§ Your objective: Among the entries below, find the lines with "FAIRFIELDS" and copy them.

§ Excerpts from a figure dataset:
╔══

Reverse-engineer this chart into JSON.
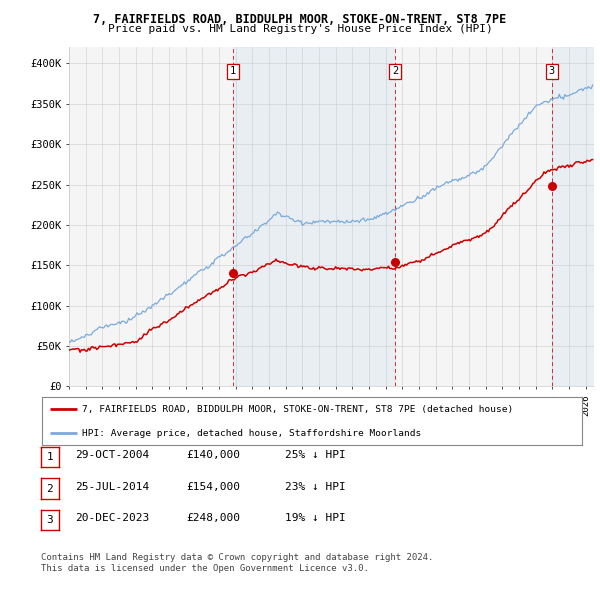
{
  "title1": "7, FAIRFIELDS ROAD, BIDDULPH MOOR, STOKE-ON-TRENT, ST8 7PE",
  "title2": "Price paid vs. HM Land Registry's House Price Index (HPI)",
  "xlim_start": 1995.0,
  "xlim_end": 2026.5,
  "ylim": [
    0,
    420000
  ],
  "yticks": [
    0,
    50000,
    100000,
    150000,
    200000,
    250000,
    300000,
    350000,
    400000
  ],
  "ytick_labels": [
    "£0",
    "£50K",
    "£100K",
    "£150K",
    "£200K",
    "£250K",
    "£300K",
    "£350K",
    "£400K"
  ],
  "sale_dates": [
    2004.83,
    2014.56,
    2023.97
  ],
  "sale_prices": [
    140000,
    154000,
    248000
  ],
  "sale_labels": [
    "1",
    "2",
    "3"
  ],
  "vline_color": "#cc0000",
  "shade_color": "#ddeeff",
  "hpi_line_color": "#7aaadd",
  "price_line_color": "#cc0000",
  "legend_entry1": "7, FAIRFIELDS ROAD, BIDDULPH MOOR, STOKE-ON-TRENT, ST8 7PE (detached house)",
  "legend_entry2": "HPI: Average price, detached house, Staffordshire Moorlands",
  "table_rows": [
    [
      "1",
      "29-OCT-2004",
      "£140,000",
      "25% ↓ HPI"
    ],
    [
      "2",
      "25-JUL-2014",
      "£154,000",
      "23% ↓ HPI"
    ],
    [
      "3",
      "20-DEC-2023",
      "£248,000",
      "19% ↓ HPI"
    ]
  ],
  "footnote1": "Contains HM Land Registry data © Crown copyright and database right 2024.",
  "footnote2": "This data is licensed under the Open Government Licence v3.0.",
  "background_color": "#ffffff",
  "plot_bg_color": "#f5f5f5"
}
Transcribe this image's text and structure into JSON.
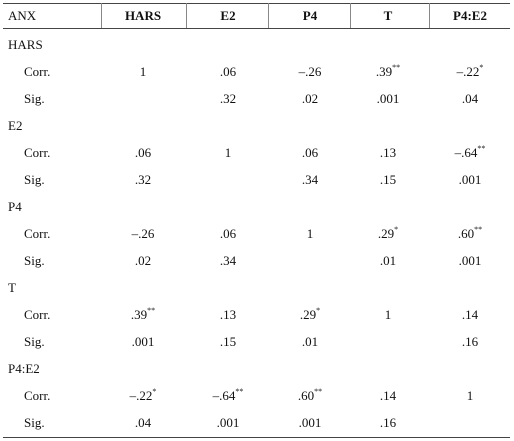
{
  "table": {
    "header": [
      "ANX",
      "HARS",
      "E2",
      "P4",
      "T",
      "P4:E2"
    ],
    "groups": [
      {
        "label": "HARS",
        "rows": [
          {
            "label": "Corr.",
            "cells": [
              "1",
              ".06",
              "–.26",
              {
                "text": ".39",
                "sup": "**"
              },
              {
                "text": "–.22",
                "sup": "*"
              }
            ]
          },
          {
            "label": "Sig.",
            "cells": [
              null,
              ".32",
              ".02",
              ".001",
              ".04"
            ]
          }
        ]
      },
      {
        "label": "E2",
        "rows": [
          {
            "label": "Corr.",
            "cells": [
              ".06",
              "1",
              ".06",
              ".13",
              {
                "text": "–.64",
                "sup": "**"
              }
            ]
          },
          {
            "label": "Sig.",
            "cells": [
              ".32",
              null,
              ".34",
              ".15",
              ".001"
            ]
          }
        ]
      },
      {
        "label": "P4",
        "rows": [
          {
            "label": "Corr.",
            "cells": [
              "–.26",
              ".06",
              "1",
              {
                "text": ".29",
                "sup": "*"
              },
              {
                "text": ".60",
                "sup": "**"
              }
            ]
          },
          {
            "label": "Sig.",
            "cells": [
              ".02",
              ".34",
              null,
              ".01",
              ".001"
            ]
          }
        ]
      },
      {
        "label": "T",
        "rows": [
          {
            "label": "Corr.",
            "cells": [
              {
                "text": ".39",
                "sup": "**"
              },
              ".13",
              {
                "text": ".29",
                "sup": "*"
              },
              "1",
              ".14"
            ]
          },
          {
            "label": "Sig.",
            "cells": [
              ".001",
              ".15",
              ".01",
              null,
              ".16"
            ]
          }
        ]
      },
      {
        "label": "P4:E2",
        "rows": [
          {
            "label": "Corr.",
            "cells": [
              {
                "text": "–.22",
                "sup": "*"
              },
              {
                "text": "–.64",
                "sup": "**"
              },
              {
                "text": ".60",
                "sup": "**"
              },
              ".14",
              "1"
            ]
          },
          {
            "label": "Sig.",
            "cells": [
              ".04",
              ".001",
              ".001",
              ".16",
              null
            ]
          }
        ]
      }
    ]
  }
}
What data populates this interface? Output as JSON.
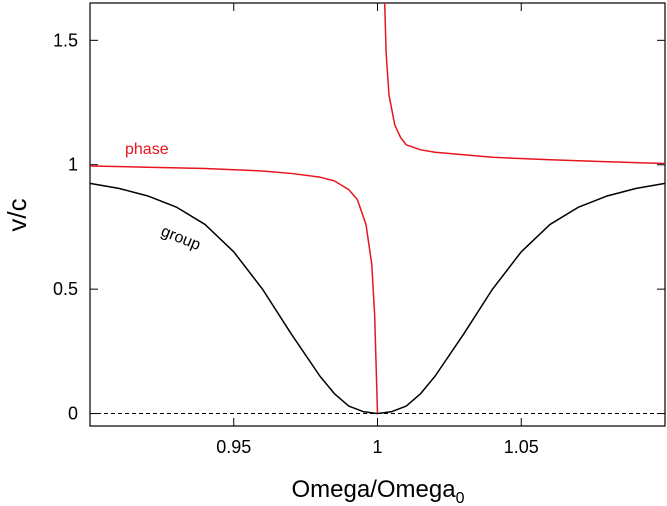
{
  "chart_data": {
    "type": "line",
    "title": "",
    "xlabel": "Omega/Omega",
    "xlabel_sub": "0",
    "ylabel": "v/c",
    "xlim": [
      0.9,
      1.1
    ],
    "ylim": [
      -0.05,
      1.65
    ],
    "xticks": [
      {
        "value": 0.95,
        "label": "0.95"
      },
      {
        "value": 1.0,
        "label": "1"
      },
      {
        "value": 1.05,
        "label": "1.05"
      }
    ],
    "yticks": [
      {
        "value": 0,
        "label": "0"
      },
      {
        "value": 0.5,
        "label": "0.5"
      },
      {
        "value": 1.0,
        "label": "1"
      },
      {
        "value": 1.5,
        "label": "1.5"
      }
    ],
    "reference_line": {
      "y": 0,
      "style": "dashed",
      "color": "#000000"
    },
    "series": [
      {
        "name": "phase",
        "color": "#e8141e",
        "label": "phase",
        "branches": [
          {
            "x": [
              0.9,
              0.92,
              0.94,
              0.96,
              0.97,
              0.98,
              0.985,
              0.99,
              0.993,
              0.996,
              0.998,
              0.999,
              0.9995,
              1.0
            ],
            "y": [
              0.995,
              0.99,
              0.985,
              0.975,
              0.965,
              0.95,
              0.935,
              0.9,
              0.86,
              0.76,
              0.6,
              0.4,
              0.2,
              0.0
            ]
          },
          {
            "x": [
              1.0025,
              1.003,
              1.004,
              1.006,
              1.008,
              1.01,
              1.015,
              1.02,
              1.03,
              1.04,
              1.06,
              1.08,
              1.1
            ],
            "y": [
              1.65,
              1.45,
              1.28,
              1.16,
              1.11,
              1.08,
              1.06,
              1.05,
              1.04,
              1.03,
              1.02,
              1.012,
              1.005
            ]
          }
        ]
      },
      {
        "name": "group",
        "color": "#000000",
        "label": "group",
        "x": [
          0.9,
          0.91,
          0.92,
          0.93,
          0.94,
          0.95,
          0.96,
          0.97,
          0.98,
          0.985,
          0.99,
          0.995,
          1.0,
          1.005,
          1.01,
          1.015,
          1.02,
          1.03,
          1.04,
          1.05,
          1.06,
          1.07,
          1.08,
          1.09,
          1.1
        ],
        "y": [
          0.925,
          0.905,
          0.875,
          0.83,
          0.76,
          0.65,
          0.5,
          0.32,
          0.15,
          0.08,
          0.03,
          0.008,
          0.0,
          0.008,
          0.03,
          0.08,
          0.15,
          0.32,
          0.5,
          0.65,
          0.76,
          0.83,
          0.875,
          0.905,
          0.925
        ]
      }
    ]
  }
}
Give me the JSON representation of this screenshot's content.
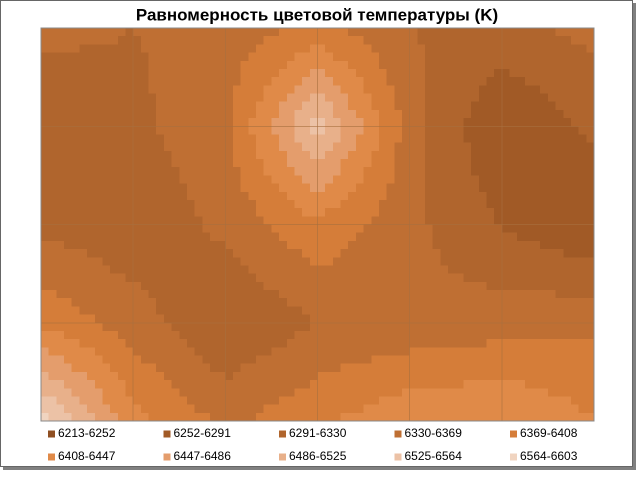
{
  "chart_data": {
    "type": "contour",
    "title": "Равномерность цветовой температуры (K)",
    "levels": [
      6213,
      6252,
      6291,
      6330,
      6369,
      6408,
      6447,
      6486,
      6525,
      6564,
      6603
    ],
    "series": [
      {
        "name": "6213-6252",
        "color": "#8f4f22"
      },
      {
        "name": "6252-6291",
        "color": "#a15a26"
      },
      {
        "name": "6291-6330",
        "color": "#b0652d"
      },
      {
        "name": "6330-6369",
        "color": "#bf6f33"
      },
      {
        "name": "6369-6408",
        "color": "#d57d39"
      },
      {
        "name": "6408-6447",
        "color": "#e08a48"
      },
      {
        "name": "6447-6486",
        "color": "#e49d6c"
      },
      {
        "name": "6486-6525",
        "color": "#e8b08a"
      },
      {
        "name": "6525-6564",
        "color": "#ecc2a6"
      },
      {
        "name": "6564-6603",
        "color": "#f0d4c0"
      }
    ],
    "z": [
      [
        6340,
        6330,
        6345,
        6380,
        6330,
        6320,
        6340
      ],
      [
        6300,
        6320,
        6360,
        6540,
        6350,
        6250,
        6300
      ],
      [
        6320,
        6300,
        6340,
        6400,
        6340,
        6290,
        6250
      ],
      [
        6400,
        6350,
        6290,
        6330,
        6340,
        6350,
        6360
      ],
      [
        6580,
        6420,
        6360,
        6400,
        6440,
        6450,
        6410
      ]
    ]
  }
}
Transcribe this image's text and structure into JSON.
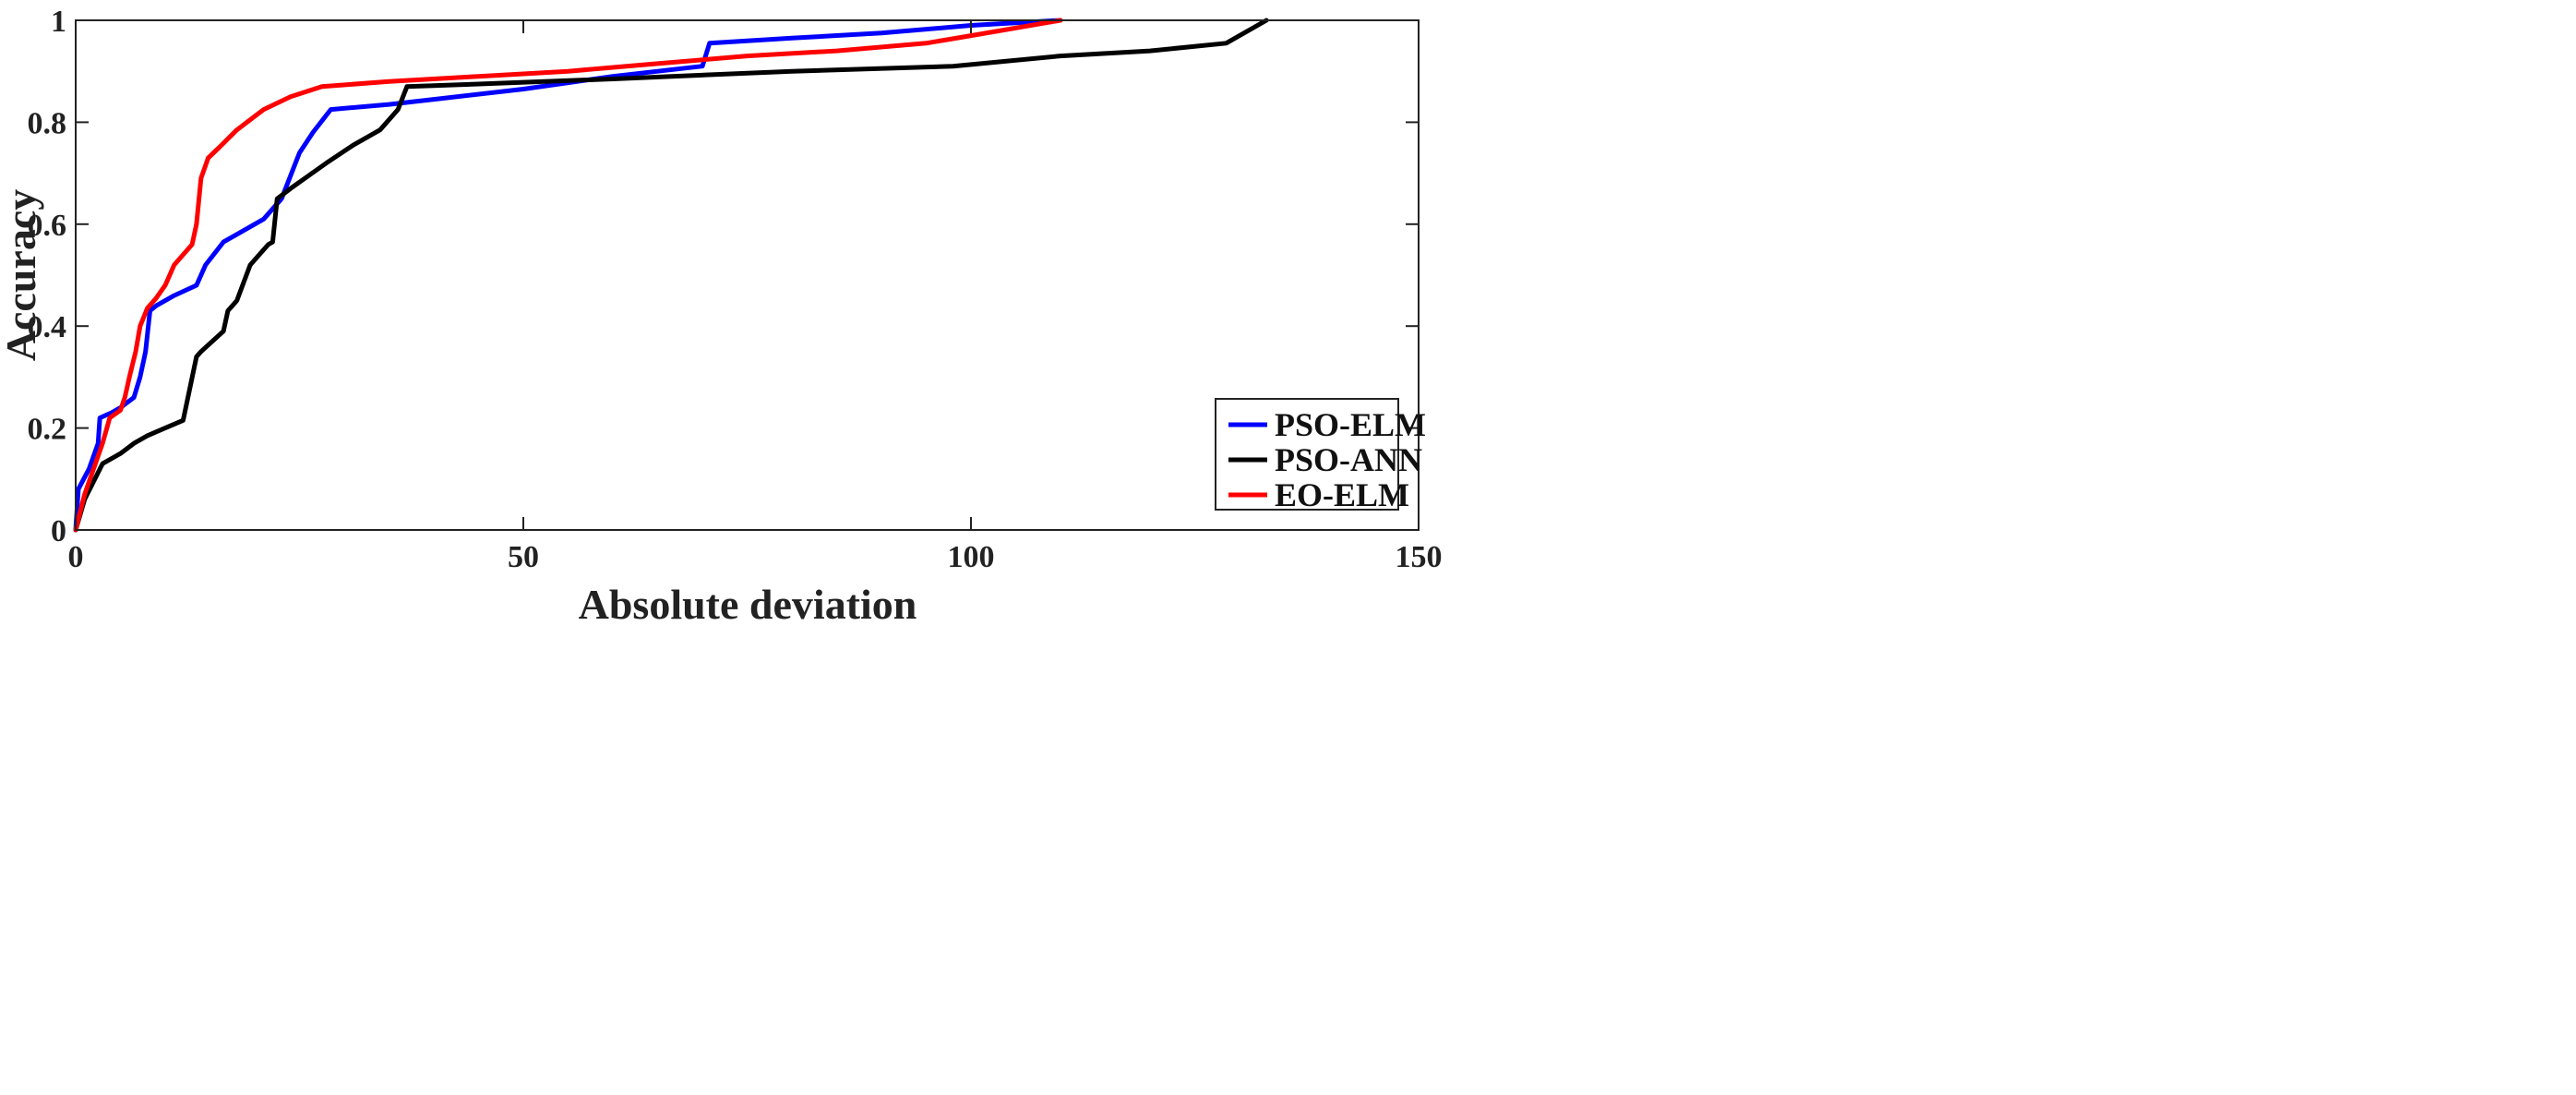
{
  "chart_data": {
    "type": "line",
    "xlabel": "Absolute deviation",
    "ylabel": "Accuracy",
    "xlim": [
      0,
      150
    ],
    "ylim": [
      0,
      1
    ],
    "x_ticks": [
      0,
      50,
      100,
      150
    ],
    "y_ticks": [
      0,
      0.2,
      0.4,
      0.6,
      0.8,
      1
    ],
    "x_tick_labels": [
      "0",
      "50",
      "100",
      "150"
    ],
    "y_tick_labels": [
      "0",
      "0.2",
      "0.4",
      "0.6",
      "0.8",
      "1"
    ],
    "grid": false,
    "legend_position": "bottom-right",
    "series": [
      {
        "name": "PSO-ELM",
        "color": "#0000ff",
        "points": [
          [
            0,
            0
          ],
          [
            0.3,
            0.08
          ],
          [
            1.5,
            0.12
          ],
          [
            2.5,
            0.17
          ],
          [
            2.7,
            0.22
          ],
          [
            4,
            0.23
          ],
          [
            5,
            0.24
          ],
          [
            6.5,
            0.26
          ],
          [
            7.2,
            0.3
          ],
          [
            7.8,
            0.35
          ],
          [
            8.3,
            0.43
          ],
          [
            9,
            0.44
          ],
          [
            11,
            0.46
          ],
          [
            13.5,
            0.48
          ],
          [
            14.5,
            0.52
          ],
          [
            16.5,
            0.565
          ],
          [
            18.5,
            0.585
          ],
          [
            21,
            0.61
          ],
          [
            23,
            0.65
          ],
          [
            25,
            0.74
          ],
          [
            26.5,
            0.78
          ],
          [
            28.5,
            0.825
          ],
          [
            35,
            0.835
          ],
          [
            40,
            0.845
          ],
          [
            50,
            0.865
          ],
          [
            60,
            0.89
          ],
          [
            70,
            0.91
          ],
          [
            70.8,
            0.955
          ],
          [
            80,
            0.965
          ],
          [
            90,
            0.975
          ],
          [
            100,
            0.99
          ],
          [
            110,
            1.0
          ]
        ]
      },
      {
        "name": "PSO-ANN",
        "color": "#000000",
        "points": [
          [
            0,
            0
          ],
          [
            1,
            0.06
          ],
          [
            3,
            0.13
          ],
          [
            5,
            0.15
          ],
          [
            6.5,
            0.17
          ],
          [
            8,
            0.185
          ],
          [
            10,
            0.2
          ],
          [
            12,
            0.215
          ],
          [
            13.5,
            0.34
          ],
          [
            14,
            0.35
          ],
          [
            16.5,
            0.39
          ],
          [
            17,
            0.43
          ],
          [
            18,
            0.45
          ],
          [
            19.5,
            0.52
          ],
          [
            21.5,
            0.56
          ],
          [
            22,
            0.565
          ],
          [
            22.5,
            0.65
          ],
          [
            24,
            0.67
          ],
          [
            26,
            0.695
          ],
          [
            28,
            0.72
          ],
          [
            31,
            0.755
          ],
          [
            34,
            0.785
          ],
          [
            36,
            0.825
          ],
          [
            37,
            0.87
          ],
          [
            45,
            0.875
          ],
          [
            60,
            0.885
          ],
          [
            80,
            0.9
          ],
          [
            98,
            0.91
          ],
          [
            110,
            0.93
          ],
          [
            120,
            0.94
          ],
          [
            128.5,
            0.955
          ],
          [
            133,
            1.0
          ]
        ]
      },
      {
        "name": "EO-ELM",
        "color": "#ff0000",
        "points": [
          [
            0,
            0
          ],
          [
            1,
            0.07
          ],
          [
            2,
            0.12
          ],
          [
            3,
            0.17
          ],
          [
            3.8,
            0.22
          ],
          [
            5,
            0.235
          ],
          [
            5.5,
            0.26
          ],
          [
            6,
            0.3
          ],
          [
            6.7,
            0.35
          ],
          [
            7.2,
            0.4
          ],
          [
            8,
            0.435
          ],
          [
            9,
            0.455
          ],
          [
            10,
            0.48
          ],
          [
            11,
            0.52
          ],
          [
            12,
            0.54
          ],
          [
            13,
            0.56
          ],
          [
            13.5,
            0.6
          ],
          [
            14,
            0.69
          ],
          [
            14.8,
            0.73
          ],
          [
            16,
            0.75
          ],
          [
            18,
            0.785
          ],
          [
            21,
            0.825
          ],
          [
            24,
            0.85
          ],
          [
            27.5,
            0.87
          ],
          [
            35,
            0.88
          ],
          [
            45,
            0.89
          ],
          [
            55,
            0.9
          ],
          [
            65,
            0.915
          ],
          [
            75,
            0.93
          ],
          [
            85,
            0.94
          ],
          [
            95,
            0.955
          ],
          [
            100,
            0.97
          ],
          [
            110,
            1.0
          ]
        ]
      }
    ]
  }
}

╚══

§ Response to the task:
  "title1": "7, FAIRFIELDS ROAD, BIDDULPH MOOR, STOKE-ON-TRENT, ST8 7PE",
  "legend_entry1": "7, FAIRFIELDS ROAD, BIDDULPH MOOR, STOKE-ON-TRENT, ST8 7PE (detached house)",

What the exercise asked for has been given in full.